STATED PROBLEM |
Return the number of lines holding "this", with nothing added.

GIVEN DATA |
****************
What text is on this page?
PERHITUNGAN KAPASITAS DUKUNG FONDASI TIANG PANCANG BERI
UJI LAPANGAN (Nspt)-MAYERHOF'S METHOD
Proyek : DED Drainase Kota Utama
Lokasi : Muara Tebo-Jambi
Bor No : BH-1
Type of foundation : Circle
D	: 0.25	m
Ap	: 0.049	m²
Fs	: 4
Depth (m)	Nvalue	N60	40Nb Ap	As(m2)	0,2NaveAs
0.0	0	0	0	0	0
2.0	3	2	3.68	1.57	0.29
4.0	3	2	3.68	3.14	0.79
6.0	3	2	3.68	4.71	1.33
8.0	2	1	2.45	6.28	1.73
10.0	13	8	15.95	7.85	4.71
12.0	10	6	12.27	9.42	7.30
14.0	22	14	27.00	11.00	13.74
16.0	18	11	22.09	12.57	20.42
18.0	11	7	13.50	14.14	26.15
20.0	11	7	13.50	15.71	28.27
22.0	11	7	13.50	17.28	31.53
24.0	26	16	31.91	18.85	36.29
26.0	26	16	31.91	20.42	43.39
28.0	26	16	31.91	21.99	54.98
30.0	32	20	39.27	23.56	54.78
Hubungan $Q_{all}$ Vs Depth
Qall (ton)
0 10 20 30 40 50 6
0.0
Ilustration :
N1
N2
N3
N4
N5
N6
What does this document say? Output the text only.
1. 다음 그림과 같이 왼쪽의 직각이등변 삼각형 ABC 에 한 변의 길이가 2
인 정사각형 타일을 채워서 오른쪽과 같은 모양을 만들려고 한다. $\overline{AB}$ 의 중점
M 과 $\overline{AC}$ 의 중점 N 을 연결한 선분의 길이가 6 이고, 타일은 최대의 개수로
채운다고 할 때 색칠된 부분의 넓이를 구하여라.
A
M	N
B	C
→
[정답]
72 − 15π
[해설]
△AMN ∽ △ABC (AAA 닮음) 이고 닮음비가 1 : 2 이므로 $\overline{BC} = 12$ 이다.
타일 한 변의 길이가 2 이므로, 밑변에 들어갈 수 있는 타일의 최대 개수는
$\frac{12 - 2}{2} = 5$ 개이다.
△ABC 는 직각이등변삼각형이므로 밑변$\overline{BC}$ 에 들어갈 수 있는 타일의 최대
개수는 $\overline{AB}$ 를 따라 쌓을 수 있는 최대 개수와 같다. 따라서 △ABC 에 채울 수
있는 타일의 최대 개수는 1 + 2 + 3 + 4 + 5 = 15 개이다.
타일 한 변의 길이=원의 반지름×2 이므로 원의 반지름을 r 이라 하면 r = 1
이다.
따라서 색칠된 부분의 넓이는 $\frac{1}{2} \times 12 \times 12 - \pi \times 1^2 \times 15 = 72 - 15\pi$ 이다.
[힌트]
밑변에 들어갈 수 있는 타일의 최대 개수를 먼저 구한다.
****************
CORRECT OUTPUT |
2